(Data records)
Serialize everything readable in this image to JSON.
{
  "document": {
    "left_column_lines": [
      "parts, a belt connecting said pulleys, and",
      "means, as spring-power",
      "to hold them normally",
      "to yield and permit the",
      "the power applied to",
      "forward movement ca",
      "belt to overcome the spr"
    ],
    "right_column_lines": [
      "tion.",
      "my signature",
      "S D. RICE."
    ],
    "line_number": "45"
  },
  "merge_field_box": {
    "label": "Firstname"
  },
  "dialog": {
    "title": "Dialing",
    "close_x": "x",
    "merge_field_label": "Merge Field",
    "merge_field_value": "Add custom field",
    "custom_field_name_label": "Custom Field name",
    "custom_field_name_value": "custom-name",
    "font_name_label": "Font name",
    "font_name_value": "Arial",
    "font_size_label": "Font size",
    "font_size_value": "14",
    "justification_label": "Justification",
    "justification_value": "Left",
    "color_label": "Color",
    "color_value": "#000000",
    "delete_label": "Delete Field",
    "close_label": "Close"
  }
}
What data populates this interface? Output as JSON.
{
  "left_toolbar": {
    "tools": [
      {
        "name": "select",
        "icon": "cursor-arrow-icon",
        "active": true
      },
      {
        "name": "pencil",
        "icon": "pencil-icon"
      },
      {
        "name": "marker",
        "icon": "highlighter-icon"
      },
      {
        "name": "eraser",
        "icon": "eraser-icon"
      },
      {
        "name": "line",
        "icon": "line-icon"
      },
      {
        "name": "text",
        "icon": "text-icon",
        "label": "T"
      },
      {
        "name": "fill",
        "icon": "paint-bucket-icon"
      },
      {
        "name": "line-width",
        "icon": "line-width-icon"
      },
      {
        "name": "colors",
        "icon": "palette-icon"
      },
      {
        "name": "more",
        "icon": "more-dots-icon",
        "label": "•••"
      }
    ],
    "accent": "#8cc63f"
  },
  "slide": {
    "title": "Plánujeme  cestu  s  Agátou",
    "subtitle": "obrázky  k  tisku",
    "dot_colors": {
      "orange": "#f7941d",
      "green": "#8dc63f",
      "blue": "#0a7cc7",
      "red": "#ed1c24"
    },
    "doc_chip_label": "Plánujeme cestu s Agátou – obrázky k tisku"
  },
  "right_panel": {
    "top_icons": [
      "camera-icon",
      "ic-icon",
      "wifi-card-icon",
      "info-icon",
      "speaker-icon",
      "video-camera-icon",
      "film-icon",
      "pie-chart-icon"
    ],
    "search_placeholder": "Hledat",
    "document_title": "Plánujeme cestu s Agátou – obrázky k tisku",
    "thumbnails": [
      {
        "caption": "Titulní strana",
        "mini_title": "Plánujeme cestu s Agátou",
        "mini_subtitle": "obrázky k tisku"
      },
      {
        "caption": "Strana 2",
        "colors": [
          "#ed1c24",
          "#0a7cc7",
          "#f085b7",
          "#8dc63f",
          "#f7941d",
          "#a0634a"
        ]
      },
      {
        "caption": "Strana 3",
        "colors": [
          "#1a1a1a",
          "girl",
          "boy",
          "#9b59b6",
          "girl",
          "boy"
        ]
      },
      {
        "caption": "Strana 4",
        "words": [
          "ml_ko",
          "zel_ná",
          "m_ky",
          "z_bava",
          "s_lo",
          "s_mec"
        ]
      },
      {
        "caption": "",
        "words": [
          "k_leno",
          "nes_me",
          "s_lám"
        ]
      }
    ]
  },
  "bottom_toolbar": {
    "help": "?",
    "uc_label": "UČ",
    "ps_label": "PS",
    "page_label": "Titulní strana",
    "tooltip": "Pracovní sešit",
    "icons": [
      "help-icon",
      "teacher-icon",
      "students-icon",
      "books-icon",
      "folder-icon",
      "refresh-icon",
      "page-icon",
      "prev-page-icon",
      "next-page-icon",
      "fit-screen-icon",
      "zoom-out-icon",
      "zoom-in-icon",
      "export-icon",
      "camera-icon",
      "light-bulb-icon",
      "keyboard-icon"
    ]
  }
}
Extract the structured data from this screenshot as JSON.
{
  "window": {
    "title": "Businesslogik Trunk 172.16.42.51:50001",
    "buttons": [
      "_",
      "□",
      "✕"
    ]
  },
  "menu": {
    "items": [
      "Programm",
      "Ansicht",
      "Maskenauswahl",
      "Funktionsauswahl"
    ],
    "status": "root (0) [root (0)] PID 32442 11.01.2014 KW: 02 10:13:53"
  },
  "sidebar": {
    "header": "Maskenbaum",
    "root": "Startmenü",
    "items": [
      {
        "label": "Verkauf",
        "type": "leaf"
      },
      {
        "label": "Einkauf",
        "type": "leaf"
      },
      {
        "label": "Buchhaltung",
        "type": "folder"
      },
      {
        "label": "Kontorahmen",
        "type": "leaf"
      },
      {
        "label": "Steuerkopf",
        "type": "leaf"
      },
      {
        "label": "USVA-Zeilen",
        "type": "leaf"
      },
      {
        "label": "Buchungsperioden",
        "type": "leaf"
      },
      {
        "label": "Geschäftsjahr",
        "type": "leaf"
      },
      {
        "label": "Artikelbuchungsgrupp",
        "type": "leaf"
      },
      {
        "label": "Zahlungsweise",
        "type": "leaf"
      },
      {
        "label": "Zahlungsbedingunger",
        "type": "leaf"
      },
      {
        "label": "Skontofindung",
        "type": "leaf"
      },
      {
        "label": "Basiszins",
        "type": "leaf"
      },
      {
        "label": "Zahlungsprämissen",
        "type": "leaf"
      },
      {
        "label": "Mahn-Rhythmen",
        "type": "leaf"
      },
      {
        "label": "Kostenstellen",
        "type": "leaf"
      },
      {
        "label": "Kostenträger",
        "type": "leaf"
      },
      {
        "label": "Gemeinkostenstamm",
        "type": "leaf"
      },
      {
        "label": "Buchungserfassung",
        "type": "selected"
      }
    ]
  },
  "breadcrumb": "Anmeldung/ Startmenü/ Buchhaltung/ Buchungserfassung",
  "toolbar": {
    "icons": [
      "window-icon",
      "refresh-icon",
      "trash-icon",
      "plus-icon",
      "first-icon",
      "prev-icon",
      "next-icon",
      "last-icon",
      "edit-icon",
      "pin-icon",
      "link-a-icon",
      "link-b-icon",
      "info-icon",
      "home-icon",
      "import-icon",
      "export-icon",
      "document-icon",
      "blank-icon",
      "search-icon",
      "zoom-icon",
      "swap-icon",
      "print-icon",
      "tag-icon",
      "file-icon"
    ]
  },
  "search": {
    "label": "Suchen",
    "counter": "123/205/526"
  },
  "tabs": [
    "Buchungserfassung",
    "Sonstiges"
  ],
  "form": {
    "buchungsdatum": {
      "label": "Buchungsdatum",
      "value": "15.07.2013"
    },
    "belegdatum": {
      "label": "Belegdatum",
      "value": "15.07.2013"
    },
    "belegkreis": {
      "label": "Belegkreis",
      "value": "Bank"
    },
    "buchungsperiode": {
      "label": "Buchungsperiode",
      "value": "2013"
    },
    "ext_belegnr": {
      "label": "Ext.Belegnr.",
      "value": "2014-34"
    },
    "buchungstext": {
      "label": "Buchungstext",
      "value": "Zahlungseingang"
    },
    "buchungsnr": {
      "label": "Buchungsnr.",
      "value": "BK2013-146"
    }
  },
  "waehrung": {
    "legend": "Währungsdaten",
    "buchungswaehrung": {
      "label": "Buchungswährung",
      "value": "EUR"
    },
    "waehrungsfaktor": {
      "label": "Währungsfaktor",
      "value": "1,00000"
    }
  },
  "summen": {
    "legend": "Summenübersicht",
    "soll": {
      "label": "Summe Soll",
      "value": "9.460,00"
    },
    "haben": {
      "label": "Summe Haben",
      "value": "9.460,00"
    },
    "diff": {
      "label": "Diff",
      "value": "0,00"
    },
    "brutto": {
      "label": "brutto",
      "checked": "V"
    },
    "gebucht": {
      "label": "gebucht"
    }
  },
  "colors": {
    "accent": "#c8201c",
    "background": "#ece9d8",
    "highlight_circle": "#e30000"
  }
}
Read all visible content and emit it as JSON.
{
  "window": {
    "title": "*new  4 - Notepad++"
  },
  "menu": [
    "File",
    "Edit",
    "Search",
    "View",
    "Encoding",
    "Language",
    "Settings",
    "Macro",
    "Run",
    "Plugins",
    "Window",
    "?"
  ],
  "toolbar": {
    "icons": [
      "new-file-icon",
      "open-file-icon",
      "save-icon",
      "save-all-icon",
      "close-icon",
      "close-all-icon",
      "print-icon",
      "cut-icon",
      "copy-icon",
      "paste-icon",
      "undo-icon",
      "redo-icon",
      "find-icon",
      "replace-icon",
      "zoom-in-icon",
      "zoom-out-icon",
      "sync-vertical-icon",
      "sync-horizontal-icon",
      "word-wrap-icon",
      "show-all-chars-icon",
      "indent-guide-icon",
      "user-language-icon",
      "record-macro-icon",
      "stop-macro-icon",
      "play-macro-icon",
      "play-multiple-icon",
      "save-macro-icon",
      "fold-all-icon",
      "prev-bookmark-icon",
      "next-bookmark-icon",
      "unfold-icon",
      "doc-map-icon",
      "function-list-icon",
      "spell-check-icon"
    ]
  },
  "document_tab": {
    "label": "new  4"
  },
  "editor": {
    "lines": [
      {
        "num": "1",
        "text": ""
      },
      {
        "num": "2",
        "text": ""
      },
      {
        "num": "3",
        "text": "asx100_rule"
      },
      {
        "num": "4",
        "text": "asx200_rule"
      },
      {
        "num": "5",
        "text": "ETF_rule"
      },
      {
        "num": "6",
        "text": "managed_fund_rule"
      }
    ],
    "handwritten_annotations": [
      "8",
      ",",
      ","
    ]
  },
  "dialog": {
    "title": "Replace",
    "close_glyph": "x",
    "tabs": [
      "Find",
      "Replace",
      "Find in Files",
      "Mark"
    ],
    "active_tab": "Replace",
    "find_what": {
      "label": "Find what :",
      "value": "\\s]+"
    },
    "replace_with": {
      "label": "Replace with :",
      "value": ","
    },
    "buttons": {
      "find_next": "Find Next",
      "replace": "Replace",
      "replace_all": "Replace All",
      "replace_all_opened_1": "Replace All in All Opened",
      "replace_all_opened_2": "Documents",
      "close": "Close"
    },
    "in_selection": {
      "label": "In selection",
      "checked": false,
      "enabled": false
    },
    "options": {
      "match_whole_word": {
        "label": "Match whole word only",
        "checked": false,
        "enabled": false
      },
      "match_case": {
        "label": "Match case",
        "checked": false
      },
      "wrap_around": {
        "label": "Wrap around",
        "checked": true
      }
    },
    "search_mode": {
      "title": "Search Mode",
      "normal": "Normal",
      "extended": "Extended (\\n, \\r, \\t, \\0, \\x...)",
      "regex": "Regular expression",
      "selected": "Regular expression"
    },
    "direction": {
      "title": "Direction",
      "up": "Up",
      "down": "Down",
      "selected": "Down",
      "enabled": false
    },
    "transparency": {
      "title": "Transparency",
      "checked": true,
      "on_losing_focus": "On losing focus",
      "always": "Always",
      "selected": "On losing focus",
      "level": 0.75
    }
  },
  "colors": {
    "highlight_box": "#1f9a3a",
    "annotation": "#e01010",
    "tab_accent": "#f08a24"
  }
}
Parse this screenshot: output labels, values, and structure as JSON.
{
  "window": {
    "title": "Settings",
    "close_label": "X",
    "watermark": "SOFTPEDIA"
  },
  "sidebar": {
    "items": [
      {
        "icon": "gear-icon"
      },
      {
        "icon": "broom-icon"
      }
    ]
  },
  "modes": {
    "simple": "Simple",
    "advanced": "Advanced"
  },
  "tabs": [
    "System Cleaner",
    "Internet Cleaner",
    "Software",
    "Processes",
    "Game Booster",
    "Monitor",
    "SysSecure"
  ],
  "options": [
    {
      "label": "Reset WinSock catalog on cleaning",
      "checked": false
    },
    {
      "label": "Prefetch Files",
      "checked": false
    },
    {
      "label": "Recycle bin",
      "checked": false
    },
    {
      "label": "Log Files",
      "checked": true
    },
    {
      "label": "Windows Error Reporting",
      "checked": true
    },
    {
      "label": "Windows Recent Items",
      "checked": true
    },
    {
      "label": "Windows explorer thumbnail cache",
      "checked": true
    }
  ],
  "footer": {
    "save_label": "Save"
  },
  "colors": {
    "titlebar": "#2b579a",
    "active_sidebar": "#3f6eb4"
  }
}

:: WHAT YOU ARE ASKED TO DO ::
Pick out every line of the listing containing the word "Agátou", and show those lines.

:: ANSWER TO THE PROBLEM ::
    "title": "Plánujeme  cestu  s  Agátou",
    "doc_chip_label": "Plánujeme cestu s Agátou – obrázky k tisku"
    "document_title": "Plánujeme cestu s Agátou – obrázky k tisku",
        "mini_title": "Plánujeme cestu s Agátou",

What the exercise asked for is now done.